**Source passage**
_ _ _ _
Using Spring Boot 2.1.5 Release, have created the following sample Spring Boot Microservice:
Maven Project Structure:
MicroService
    │
    pom.xml
    src
    │
    └───main
        │ 
        ├───java
        │   │ 
        │   └───com
        │       └───microservice
        │           │
        │           └───MicroServiceApplication.java  
        │  
        └───resources
            │
            └───data.json
                │                    
                application.properties
Have the following JSON file (inside src/main/resources/data.json):
{"firstName": "John", "lastName": "Doe"}
MicroServiceApplication:
@SpringBootApplication
public class MicroServiceApplication {
    @Bean
    CommandLineRunner runner() {
        return args -> {
            String data = FilePathUtils.readFileToString("../src/main/resources/data.json", MicroServiceApplication.class);
            System.out.println(data);
        };
    }
    public static void main(String[] args) {
        SpringApplication.run(MicroServiceApplication.class, args);
    }
}
Throws the following exception:
  java.lang.IllegalStateException: Failed to execute CommandLineRunner
  ...
  Caused by: java.io.IOException: Stream is null
FilePathUtils.java:
import io.micrometer.core.instrument.util.IOUtils;
import java.io.IOException;
import java.io.InputStream;
import java.nio.charset.Charset;
public class FilePathUtils {
    public static String readFileToString(String path, Class aClazz) throws IOException {
        try (InputStream stream = aClazz.getClassLoader().getResourceAsStream(path)) {
            if (stream == null) {
                throw new IOException("Stream is null");
            }
            return IOUtils.toString(stream, Charset.defaultCharset());
        }
    }
}
What am I possibly being doing wrong?
You can use the jackson-databind library.
The Jackson ObjectMapper class (com.fasterxml.jackson.databind.ObjectMapper) is one of the simplest way to parse JSON. The Jackson ObjectMapper can parse JSON from a string, stream or file, and create a Java object or object graph representing the parsed JSON. Parsing JSON into Java objects is also referred to as to deserialize Java objects from JSON.
_ _ _ _
Document structure recognition data
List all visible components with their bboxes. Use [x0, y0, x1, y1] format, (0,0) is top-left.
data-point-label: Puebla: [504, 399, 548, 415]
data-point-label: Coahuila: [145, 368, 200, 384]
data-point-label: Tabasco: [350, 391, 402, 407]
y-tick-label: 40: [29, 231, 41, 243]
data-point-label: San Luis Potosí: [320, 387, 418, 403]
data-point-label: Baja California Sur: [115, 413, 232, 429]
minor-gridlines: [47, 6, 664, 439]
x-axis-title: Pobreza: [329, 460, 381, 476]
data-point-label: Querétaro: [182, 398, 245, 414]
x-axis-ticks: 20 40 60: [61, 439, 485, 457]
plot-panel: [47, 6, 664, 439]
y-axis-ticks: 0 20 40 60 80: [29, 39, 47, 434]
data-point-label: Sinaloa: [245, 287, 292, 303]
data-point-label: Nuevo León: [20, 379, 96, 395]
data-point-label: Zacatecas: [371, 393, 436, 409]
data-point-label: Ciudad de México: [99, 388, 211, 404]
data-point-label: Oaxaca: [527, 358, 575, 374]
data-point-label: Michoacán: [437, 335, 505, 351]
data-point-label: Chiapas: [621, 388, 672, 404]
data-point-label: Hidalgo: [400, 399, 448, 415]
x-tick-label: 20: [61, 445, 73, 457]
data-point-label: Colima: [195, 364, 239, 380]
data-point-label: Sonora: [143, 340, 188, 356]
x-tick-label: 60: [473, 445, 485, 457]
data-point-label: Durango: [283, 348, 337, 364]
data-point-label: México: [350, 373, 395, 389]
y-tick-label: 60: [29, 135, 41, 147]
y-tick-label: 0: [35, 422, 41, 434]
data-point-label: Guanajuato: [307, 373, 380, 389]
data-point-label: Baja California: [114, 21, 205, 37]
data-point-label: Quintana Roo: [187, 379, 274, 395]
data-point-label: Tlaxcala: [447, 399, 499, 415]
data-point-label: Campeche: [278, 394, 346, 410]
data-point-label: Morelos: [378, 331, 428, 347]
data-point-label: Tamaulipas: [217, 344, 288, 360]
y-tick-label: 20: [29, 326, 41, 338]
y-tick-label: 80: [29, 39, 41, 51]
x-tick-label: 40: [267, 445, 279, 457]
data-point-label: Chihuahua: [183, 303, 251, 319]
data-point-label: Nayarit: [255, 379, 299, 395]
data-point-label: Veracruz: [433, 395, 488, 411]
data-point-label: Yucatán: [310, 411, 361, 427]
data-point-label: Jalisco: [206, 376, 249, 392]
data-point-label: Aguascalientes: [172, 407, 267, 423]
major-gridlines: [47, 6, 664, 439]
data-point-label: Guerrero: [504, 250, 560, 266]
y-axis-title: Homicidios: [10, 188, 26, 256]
_ _ _ _
**Tasks and exercises**
1. Using the Spring Boot question, decide whether each statement agrees with it: (a) the sample microservice was built with Spring Boot 2.1.5 Release; (b) data.json sits under src/main/java; (c) the Jackson ObjectMapper can parse JSON only from a file. Answer yes or no for each and quote the words of the question that settle it.
2. Print the part of the Spring Boot question starting with "You can use" and going on through "objects from JSON.".

**Results for each task**
1.
(a) Yes: "Using Spring Boot 2.1.5 Release, have created the following sample Spring Boot Microservice"
(b) No: "Have the following JSON file (inside src/main/resources/data.json)"
(c) No: "The Jackson ObjectMapper can parse JSON from a string, stream or file"

2.
You can use the jackson-databind library.
The Jackson ObjectMapper class (com.fasterxml.jackson.databind.ObjectMapper) is one of the simplest way to parse JSON. The Jackson ObjectMapper can parse JSON from a string, stream or file, and create a Java object or object graph representing the parsed JSON. Parsing JSON into Java objects is also referred to as to deserialize Java objects from JSON.